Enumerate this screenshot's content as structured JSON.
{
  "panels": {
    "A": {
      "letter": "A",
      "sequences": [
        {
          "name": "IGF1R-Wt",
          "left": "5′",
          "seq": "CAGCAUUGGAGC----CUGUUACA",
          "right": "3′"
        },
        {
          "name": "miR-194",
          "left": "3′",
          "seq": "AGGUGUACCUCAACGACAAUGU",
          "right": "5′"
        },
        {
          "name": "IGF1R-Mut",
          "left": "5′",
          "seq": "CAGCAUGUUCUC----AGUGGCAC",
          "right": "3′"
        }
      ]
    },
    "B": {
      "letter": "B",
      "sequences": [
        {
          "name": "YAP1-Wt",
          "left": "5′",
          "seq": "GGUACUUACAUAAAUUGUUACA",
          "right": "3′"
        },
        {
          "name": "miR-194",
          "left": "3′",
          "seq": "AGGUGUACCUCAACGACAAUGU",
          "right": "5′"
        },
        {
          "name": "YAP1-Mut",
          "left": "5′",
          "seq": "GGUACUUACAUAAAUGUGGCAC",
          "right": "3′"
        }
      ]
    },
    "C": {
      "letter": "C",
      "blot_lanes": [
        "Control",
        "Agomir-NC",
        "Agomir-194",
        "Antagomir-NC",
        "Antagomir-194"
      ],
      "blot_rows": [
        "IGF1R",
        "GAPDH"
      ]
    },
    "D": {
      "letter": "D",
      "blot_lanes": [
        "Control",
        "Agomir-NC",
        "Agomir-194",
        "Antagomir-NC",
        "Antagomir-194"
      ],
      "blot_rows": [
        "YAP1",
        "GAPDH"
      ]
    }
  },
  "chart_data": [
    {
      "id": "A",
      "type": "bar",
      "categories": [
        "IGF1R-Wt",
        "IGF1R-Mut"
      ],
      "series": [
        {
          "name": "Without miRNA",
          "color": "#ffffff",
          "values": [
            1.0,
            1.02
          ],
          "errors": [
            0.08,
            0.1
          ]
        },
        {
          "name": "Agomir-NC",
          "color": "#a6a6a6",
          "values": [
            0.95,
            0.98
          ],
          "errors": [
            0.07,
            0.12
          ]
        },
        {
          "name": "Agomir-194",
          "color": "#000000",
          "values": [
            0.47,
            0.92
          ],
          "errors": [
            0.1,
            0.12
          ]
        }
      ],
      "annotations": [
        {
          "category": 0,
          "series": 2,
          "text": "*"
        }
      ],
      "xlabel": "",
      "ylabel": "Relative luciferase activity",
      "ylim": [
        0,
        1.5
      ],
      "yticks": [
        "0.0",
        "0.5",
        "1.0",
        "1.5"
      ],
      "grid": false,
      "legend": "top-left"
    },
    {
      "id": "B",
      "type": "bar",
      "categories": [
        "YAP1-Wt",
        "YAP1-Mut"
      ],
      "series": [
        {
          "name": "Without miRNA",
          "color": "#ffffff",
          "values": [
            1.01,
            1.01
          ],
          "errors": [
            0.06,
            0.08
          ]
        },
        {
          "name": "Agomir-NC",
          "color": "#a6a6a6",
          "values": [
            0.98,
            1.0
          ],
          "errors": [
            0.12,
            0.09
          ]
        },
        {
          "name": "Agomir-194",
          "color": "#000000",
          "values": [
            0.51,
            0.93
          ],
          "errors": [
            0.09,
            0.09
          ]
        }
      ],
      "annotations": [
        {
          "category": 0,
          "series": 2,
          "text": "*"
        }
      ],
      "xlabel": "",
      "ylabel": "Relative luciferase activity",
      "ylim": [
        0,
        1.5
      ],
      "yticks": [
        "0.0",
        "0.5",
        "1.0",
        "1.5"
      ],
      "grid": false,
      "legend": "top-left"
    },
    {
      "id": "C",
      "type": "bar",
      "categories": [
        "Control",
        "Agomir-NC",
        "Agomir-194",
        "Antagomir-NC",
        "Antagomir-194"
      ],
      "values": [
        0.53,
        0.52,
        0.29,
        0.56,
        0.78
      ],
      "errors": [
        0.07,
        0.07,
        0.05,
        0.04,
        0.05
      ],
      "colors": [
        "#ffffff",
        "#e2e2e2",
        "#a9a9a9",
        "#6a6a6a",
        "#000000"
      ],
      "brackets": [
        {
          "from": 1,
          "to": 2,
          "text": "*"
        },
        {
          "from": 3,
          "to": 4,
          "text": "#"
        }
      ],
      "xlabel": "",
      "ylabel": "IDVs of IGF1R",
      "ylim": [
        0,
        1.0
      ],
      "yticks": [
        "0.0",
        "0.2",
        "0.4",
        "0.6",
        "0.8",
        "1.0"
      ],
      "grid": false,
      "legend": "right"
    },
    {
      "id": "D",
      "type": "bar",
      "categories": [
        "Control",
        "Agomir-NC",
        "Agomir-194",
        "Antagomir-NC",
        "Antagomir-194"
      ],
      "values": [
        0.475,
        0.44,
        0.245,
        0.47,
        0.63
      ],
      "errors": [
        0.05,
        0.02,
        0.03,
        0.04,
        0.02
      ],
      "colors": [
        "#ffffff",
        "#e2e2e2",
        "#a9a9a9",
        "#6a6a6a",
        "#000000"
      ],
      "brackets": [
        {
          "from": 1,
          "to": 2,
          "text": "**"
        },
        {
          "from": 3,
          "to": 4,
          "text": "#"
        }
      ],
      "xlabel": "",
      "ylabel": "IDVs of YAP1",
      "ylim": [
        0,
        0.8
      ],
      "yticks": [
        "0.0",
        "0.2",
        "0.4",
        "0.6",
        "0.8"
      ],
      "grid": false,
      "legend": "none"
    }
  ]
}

Task brief:
Using the data above, reproduce every line exactly.

Solved exercise:
Enumerate this screenshot's content as structured JSON.
{
  "panels": {
    "A": {
      "letter": "A",
      "sequences": [
        {
          "name": "IGF1R-Wt",
          "left": "5′",
          "seq": "CAGCAUUGGAGC----CUGUUACA",
          "right": "3′"
        },
        {
          "name": "miR-194",
          "left": "3′",
          "seq": "AGGUGUACCUCAACGACAAUGU",
          "right": "5′"
        },
        {
          "name": "IGF1R-Mut",
          "left": "5′",
          "seq": "CAGCAUGUUCUC----AGUGGCAC",
          "right": "3′"
        }
      ]
    },
    "B": {
      "letter": "B",
      "sequences": [
        {
          "name": "YAP1-Wt",
          "left": "5′",
          "seq": "GGUACUUACAUAAAUUGUUACA",
          "right": "3′"
        },
        {
          "name": "miR-194",
          "left": "3′",
          "seq": "AGGUGUACCUCAACGACAAUGU",
          "right": "5′"
        },
        {
          "name": "YAP1-Mut",
          "left": "5′",
          "seq": "GGUACUUACAUAAAUGUGGCAC",
          "right": "3′"
        }
      ]
    },
    "C": {
      "letter": "C",
      "blot_lanes": [
        "Control",
        "Agomir-NC",
        "Agomir-194",
        "Antagomir-NC",
        "Antagomir-194"
      ],
      "blot_rows": [
        "IGF1R",
        "GAPDH"
      ]
    },
    "D": {
      "letter": "D",
      "blot_lanes": [
        "Control",
        "Agomir-NC",
        "Agomir-194",
        "Antagomir-NC",
        "Antagomir-194"
      ],
      "blot_rows": [
        "YAP1",
        "GAPDH"
      ]
    }
  },
  "chart_data": [
    {
      "id": "A",
      "type": "bar",
      "categories": [
        "IGF1R-Wt",
        "IGF1R-Mut"
      ],
      "series": [
        {
          "name": "Without miRNA",
          "color": "#ffffff",
          "values": [
            1.0,
            1.02
          ],
          "errors": [
            0.08,
            0.1
          ]
        },
        {
          "name": "Agomir-NC",
          "color": "#a6a6a6",
          "values": [
            0.95,
            0.98
          ],
          "errors": [
            0.07,
            0.12
          ]
        },
        {
          "name": "Agomir-194",
          "color": "#000000",
          "values": [
            0.47,
            0.92
          ],
          "errors": [
            0.1,
            0.12
          ]
        }
      ],
      "annotations": [
        {
          "category": 0,
          "series": 2,
          "text": "*"
        }
      ],
      "xlabel": "",
      "ylabel": "Relative luciferase activity",
      "ylim": [
        0,
        1.5
      ],
      "yticks": [
        "0.0",
        "0.5",
        "1.0",
        "1.5"
      ],
      "grid": false,
      "legend": "top-left"
    },
    {
      "id": "B",
      "type": "bar",
      "categories": [
        "YAP1-Wt",
        "YAP1-Mut"
      ],
      "series": [
        {
          "name": "Without miRNA",
          "color": "#ffffff",
          "values": [
            1.01,
            1.01
          ],
          "errors": [
            0.06,
            0.08
          ]
        },
        {
          "name": "Agomir-NC",
          "color": "#a6a6a6",
          "values": [
            0.98,
            1.0
          ],
          "errors": [
            0.12,
            0.09
          ]
        },
        {
          "name": "Agomir-194",
          "color": "#000000",
          "values": [
            0.51,
            0.93
          ],
          "errors": [
            0.09,
            0.09
          ]
        }
      ],
      "annotations": [
        {
          "category": 0,
          "series": 2,
          "text": "*"
        }
      ],
      "xlabel": "",
      "ylabel": "Relative luciferase activity",
      "ylim": [
        0,
        1.5
      ],
      "yticks": [
        "0.0",
        "0.5",
        "1.0",
        "1.5"
      ],
      "grid": false,
      "legend": "top-left"
    },
    {
      "id": "C",
      "type": "bar",
      "categories": [
        "Control",
        "Agomir-NC",
        "Agomir-194",
        "Antagomir-NC",
        "Antagomir-194"
      ],
      "values": [
        0.53,
        0.52,
        0.29,
        0.56,
        0.78
      ],
      "errors": [
        0.07,
        0.07,
        0.05,
        0.04,
        0.05
      ],
      "colors": [
        "#ffffff",
        "#e2e2e2",
        "#a9a9a9",
        "#6a6a6a",
        "#000000"
      ],
      "brackets": [
        {
          "from": 1,
          "to": 2,
          "text": "*"
        },
        {
          "from": 3,
          "to": 4,
          "text": "#"
        }
      ],
      "xlabel": "",
      "ylabel": "IDVs of IGF1R",
      "ylim": [
        0,
        1.0
      ],
      "yticks": [
        "0.0",
        "0.2",
        "0.4",
        "0.6",
        "0.8",
        "1.0"
      ],
      "grid": false,
      "legend": "right"
    },
    {
      "id": "D",
      "type": "bar",
      "categories": [
        "Control",
        "Agomir-NC",
        "Agomir-194",
        "Antagomir-NC",
        "Antagomir-194"
      ],
      "values": [
        0.475,
        0.44,
        0.245,
        0.47,
        0.63
      ],
      "errors": [
        0.05,
        0.02,
        0.03,
        0.04,
        0.02
      ],
      "colors": [
        "#ffffff",
        "#e2e2e2",
        "#a9a9a9",
        "#6a6a6a",
        "#000000"
      ],
      "brackets": [
        {
          "from": 1,
          "to": 2,
          "text": "**"
        },
        {
          "from": 3,
          "to": 4,
          "text": "#"
        }
      ],
      "xlabel": "",
      "ylabel": "IDVs of YAP1",
      "ylim": [
        0,
        0.8
      ],
      "yticks": [
        "0.0",
        "0.2",
        "0.4",
        "0.6",
        "0.8"
      ],
      "grid": false,
      "legend": "none"
    }
  ]
}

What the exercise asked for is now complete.